Structured figure records:
::::

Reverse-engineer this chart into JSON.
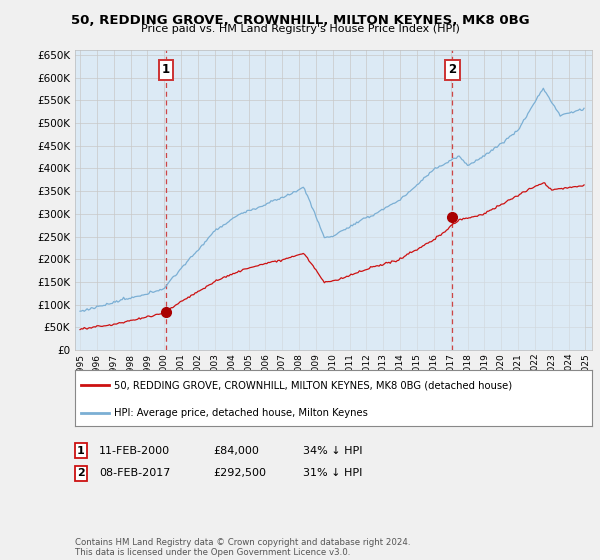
{
  "title": "50, REDDING GROVE, CROWNHILL, MILTON KEYNES, MK8 0BG",
  "subtitle": "Price paid vs. HM Land Registry's House Price Index (HPI)",
  "ylim": [
    0,
    660000
  ],
  "yticks": [
    0,
    50000,
    100000,
    150000,
    200000,
    250000,
    300000,
    350000,
    400000,
    450000,
    500000,
    550000,
    600000,
    650000
  ],
  "ytick_labels": [
    "£0",
    "£50K",
    "£100K",
    "£150K",
    "£200K",
    "£250K",
    "£300K",
    "£350K",
    "£400K",
    "£450K",
    "£500K",
    "£550K",
    "£600K",
    "£650K"
  ],
  "hpi_color": "#7bafd4",
  "hpi_fill_color": "#dceaf5",
  "price_color": "#cc1111",
  "dashed_color": "#cc3333",
  "marker_color": "#aa0000",
  "sale1_date_num": 2000.1,
  "sale1_price": 84000,
  "sale1_label": "1",
  "sale2_date_num": 2017.1,
  "sale2_price": 292500,
  "sale2_label": "2",
  "legend_line1": "50, REDDING GROVE, CROWNHILL, MILTON KEYNES, MK8 0BG (detached house)",
  "legend_line2": "HPI: Average price, detached house, Milton Keynes",
  "note1_label": "1",
  "note1_date": "11-FEB-2000",
  "note1_price": "£84,000",
  "note1_pct": "34% ↓ HPI",
  "note2_label": "2",
  "note2_date": "08-FEB-2017",
  "note2_price": "£292,500",
  "note2_pct": "31% ↓ HPI",
  "footer": "Contains HM Land Registry data © Crown copyright and database right 2024.\nThis data is licensed under the Open Government Licence v3.0.",
  "bg_color": "#f0f0f0",
  "plot_bg_color": "#dceaf5"
}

::::

## [Task brief]
Say how many lines include the word "GROVE"; reply with the number alone.

## [Exercise result]
2